> Problem requirements: List the lines of this listing that hold the word "road".

Stored data
— start —

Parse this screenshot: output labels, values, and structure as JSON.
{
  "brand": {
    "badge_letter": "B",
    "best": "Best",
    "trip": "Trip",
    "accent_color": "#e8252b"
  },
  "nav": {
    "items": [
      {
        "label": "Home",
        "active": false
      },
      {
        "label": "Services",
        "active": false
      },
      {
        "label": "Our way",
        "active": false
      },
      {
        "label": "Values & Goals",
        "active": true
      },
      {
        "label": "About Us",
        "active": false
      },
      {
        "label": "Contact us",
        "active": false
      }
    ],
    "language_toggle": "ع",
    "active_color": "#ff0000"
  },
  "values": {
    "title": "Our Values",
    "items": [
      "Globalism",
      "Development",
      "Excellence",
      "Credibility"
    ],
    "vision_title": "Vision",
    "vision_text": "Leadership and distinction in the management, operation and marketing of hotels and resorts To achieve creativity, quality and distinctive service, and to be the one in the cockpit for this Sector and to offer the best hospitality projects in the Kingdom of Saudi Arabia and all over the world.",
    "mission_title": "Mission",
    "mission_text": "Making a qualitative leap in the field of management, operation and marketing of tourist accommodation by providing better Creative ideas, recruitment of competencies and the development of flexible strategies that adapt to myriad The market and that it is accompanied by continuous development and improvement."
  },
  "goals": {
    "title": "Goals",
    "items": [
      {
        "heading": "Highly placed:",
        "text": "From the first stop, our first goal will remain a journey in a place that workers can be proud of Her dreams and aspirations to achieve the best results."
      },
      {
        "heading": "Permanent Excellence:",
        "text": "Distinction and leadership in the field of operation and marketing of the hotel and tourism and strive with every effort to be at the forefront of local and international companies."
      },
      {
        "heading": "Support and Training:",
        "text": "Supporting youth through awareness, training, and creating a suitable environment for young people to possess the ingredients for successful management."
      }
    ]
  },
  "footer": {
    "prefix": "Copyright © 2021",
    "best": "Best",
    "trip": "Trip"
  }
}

— end —
— start —

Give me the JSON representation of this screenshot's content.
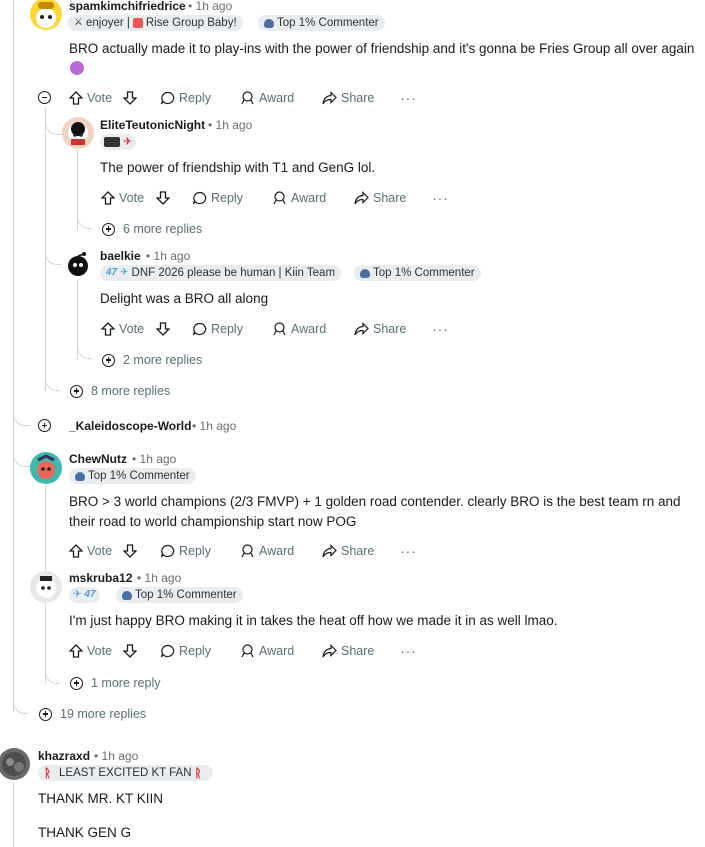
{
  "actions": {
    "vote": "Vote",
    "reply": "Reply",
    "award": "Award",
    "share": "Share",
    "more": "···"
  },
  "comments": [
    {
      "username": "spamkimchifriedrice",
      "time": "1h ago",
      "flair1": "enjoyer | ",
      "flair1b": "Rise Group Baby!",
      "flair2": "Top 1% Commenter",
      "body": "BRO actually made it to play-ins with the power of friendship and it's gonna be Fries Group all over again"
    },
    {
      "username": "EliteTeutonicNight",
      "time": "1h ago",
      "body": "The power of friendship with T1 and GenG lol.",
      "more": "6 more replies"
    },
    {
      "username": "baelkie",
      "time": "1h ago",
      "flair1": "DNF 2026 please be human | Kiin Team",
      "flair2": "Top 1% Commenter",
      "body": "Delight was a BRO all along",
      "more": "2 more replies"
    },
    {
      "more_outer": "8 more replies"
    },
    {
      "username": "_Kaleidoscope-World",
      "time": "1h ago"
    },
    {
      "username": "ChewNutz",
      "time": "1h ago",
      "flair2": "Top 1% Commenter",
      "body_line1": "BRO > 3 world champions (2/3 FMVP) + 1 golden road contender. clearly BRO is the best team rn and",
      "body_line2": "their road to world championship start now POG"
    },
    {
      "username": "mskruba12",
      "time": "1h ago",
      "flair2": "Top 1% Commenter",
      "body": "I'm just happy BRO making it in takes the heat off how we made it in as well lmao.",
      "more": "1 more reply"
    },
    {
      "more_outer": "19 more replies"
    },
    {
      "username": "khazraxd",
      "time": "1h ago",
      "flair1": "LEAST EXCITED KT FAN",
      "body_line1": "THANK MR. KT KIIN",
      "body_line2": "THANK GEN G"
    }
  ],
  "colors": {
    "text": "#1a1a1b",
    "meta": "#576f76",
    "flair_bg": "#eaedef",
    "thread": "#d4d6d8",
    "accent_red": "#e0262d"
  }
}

— end —

> The output:
      "body_line1": "BRO > 3 world champions (2/3 FMVP) + 1 golden road contender. clearly BRO is the best team rn and",
      "body_line2": "their road to world championship start now POG"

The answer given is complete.